-- START OF EXTRACTED RECORDS --
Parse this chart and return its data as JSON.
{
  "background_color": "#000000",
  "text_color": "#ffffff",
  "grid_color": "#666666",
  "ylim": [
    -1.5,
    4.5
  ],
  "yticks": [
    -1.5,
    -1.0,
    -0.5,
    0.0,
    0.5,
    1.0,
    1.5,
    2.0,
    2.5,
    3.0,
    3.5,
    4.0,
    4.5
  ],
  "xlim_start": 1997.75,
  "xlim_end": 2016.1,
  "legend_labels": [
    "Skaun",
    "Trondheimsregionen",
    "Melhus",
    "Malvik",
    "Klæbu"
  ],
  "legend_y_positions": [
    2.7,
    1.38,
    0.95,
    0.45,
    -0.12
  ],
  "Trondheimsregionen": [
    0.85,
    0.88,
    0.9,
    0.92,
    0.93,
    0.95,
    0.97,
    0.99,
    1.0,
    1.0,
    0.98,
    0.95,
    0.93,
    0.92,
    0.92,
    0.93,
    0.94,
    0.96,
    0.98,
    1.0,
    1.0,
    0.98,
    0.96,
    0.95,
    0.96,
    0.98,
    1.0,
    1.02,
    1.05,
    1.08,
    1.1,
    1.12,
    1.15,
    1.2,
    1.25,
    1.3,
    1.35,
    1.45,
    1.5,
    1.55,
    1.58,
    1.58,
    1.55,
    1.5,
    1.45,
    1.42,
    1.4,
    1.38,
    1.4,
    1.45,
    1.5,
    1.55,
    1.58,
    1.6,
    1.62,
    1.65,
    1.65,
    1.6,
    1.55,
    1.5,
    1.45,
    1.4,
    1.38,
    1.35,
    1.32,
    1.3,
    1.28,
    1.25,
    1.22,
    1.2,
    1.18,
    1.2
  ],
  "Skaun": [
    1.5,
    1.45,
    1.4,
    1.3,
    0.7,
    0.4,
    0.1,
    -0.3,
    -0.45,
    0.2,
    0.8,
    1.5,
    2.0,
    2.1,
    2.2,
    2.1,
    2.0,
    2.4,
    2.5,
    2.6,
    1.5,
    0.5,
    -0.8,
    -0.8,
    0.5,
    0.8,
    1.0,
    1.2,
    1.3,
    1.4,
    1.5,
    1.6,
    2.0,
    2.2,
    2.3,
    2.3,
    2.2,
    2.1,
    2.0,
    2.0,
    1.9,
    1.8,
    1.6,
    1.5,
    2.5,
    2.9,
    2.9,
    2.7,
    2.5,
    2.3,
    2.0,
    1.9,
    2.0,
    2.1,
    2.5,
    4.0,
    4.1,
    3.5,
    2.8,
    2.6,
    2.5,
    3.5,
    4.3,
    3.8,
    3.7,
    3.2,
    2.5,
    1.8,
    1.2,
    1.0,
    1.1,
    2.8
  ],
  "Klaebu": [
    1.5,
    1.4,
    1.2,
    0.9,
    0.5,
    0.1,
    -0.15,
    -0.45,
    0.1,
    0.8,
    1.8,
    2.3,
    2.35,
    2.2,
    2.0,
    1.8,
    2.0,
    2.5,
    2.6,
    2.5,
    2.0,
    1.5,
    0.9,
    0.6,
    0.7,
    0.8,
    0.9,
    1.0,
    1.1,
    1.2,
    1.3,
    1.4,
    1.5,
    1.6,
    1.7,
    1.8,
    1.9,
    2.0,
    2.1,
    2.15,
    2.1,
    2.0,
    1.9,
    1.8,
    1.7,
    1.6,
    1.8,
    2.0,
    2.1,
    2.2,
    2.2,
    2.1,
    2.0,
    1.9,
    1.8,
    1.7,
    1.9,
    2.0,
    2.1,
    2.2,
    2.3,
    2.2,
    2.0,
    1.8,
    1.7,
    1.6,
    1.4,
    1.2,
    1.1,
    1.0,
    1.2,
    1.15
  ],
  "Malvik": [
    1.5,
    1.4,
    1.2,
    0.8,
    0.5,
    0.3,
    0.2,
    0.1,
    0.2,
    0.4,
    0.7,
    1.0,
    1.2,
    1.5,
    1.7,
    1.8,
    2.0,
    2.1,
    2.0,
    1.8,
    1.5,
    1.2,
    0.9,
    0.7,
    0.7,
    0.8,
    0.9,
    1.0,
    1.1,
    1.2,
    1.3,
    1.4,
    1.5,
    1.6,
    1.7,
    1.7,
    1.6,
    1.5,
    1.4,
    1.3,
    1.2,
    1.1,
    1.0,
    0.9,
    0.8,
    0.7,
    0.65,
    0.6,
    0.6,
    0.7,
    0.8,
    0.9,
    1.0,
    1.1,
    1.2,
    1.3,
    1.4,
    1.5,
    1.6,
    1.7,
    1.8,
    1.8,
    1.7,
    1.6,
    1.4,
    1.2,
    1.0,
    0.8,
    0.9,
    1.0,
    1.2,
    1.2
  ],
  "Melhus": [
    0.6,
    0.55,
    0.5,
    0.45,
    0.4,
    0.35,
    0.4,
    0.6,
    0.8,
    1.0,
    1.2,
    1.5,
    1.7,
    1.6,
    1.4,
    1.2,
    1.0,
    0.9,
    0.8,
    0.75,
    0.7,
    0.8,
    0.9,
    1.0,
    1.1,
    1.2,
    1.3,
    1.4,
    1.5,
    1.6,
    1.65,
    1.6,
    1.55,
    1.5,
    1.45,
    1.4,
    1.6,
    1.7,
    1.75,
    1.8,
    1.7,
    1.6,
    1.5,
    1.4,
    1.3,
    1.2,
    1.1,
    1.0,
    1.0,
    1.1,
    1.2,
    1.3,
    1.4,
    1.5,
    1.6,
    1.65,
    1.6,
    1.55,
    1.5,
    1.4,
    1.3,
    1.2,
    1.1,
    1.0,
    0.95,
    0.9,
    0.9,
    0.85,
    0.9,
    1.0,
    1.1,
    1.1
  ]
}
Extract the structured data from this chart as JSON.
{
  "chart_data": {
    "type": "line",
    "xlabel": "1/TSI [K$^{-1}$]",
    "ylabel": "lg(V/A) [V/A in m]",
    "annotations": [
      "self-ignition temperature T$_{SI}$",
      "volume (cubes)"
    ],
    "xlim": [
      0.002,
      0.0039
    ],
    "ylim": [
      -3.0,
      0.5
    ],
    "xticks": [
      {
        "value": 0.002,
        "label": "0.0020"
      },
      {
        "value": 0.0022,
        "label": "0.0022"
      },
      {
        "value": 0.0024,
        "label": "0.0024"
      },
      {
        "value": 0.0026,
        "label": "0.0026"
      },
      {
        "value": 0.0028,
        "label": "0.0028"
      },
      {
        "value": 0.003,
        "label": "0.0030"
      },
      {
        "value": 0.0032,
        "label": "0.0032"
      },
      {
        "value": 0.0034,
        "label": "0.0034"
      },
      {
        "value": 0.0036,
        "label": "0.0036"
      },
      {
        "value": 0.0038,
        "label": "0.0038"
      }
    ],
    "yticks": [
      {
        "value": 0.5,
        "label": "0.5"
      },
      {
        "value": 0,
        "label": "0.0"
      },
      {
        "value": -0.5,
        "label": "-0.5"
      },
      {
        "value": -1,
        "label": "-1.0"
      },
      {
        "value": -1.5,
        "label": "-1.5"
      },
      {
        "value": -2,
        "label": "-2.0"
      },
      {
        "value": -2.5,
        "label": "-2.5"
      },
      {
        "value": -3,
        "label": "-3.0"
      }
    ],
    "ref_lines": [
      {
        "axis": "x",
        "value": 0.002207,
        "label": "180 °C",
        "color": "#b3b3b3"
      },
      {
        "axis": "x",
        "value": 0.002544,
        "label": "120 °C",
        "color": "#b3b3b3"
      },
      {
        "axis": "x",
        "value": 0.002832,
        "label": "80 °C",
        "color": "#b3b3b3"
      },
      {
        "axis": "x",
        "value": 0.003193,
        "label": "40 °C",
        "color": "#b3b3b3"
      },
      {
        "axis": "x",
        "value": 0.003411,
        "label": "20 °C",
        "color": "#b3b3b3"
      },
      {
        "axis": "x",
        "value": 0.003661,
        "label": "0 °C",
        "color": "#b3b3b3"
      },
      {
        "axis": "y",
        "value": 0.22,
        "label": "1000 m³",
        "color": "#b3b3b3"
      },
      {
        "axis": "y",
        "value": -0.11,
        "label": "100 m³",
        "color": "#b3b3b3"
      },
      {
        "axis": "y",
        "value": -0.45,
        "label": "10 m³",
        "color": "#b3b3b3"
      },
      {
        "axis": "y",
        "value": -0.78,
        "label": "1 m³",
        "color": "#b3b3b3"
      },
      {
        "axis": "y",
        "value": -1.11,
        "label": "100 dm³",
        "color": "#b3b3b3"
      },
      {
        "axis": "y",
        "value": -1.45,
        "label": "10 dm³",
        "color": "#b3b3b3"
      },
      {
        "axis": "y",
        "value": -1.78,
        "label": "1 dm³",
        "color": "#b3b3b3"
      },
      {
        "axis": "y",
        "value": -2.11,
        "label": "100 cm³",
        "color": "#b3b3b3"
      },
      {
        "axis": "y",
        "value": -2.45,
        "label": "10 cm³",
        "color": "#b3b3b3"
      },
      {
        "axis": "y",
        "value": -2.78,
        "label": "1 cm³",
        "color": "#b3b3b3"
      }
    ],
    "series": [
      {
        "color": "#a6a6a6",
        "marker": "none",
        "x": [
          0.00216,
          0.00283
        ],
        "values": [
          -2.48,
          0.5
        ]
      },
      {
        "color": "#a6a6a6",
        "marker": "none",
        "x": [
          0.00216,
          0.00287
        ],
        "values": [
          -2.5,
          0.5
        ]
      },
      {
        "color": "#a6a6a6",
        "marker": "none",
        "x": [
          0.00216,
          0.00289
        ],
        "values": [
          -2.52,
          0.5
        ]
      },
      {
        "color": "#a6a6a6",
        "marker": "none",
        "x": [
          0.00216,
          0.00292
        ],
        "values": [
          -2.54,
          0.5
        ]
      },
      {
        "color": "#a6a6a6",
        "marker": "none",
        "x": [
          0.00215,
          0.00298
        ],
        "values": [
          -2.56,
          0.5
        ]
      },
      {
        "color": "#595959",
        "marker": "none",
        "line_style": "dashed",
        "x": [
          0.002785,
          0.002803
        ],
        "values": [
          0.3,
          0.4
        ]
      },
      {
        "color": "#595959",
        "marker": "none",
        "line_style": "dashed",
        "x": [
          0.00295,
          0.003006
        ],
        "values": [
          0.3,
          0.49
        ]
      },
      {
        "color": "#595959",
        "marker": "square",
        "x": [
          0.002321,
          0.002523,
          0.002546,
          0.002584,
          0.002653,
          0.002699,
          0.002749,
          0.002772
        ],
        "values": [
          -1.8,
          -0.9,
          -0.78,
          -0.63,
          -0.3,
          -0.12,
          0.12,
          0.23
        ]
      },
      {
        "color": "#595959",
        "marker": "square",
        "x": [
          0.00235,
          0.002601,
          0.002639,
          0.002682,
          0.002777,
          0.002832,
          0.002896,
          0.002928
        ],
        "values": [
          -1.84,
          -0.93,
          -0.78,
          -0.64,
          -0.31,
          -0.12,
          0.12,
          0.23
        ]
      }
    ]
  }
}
-- END OF EXTRACTED RECORDS --
» **WRITTEN REQUEST**
Extract every line of the records above that contains the word "this".

» **PROBLEM SOLUTION**
Parse this chart and return its data as JSON.
Extract the structured data from this chart as JSON.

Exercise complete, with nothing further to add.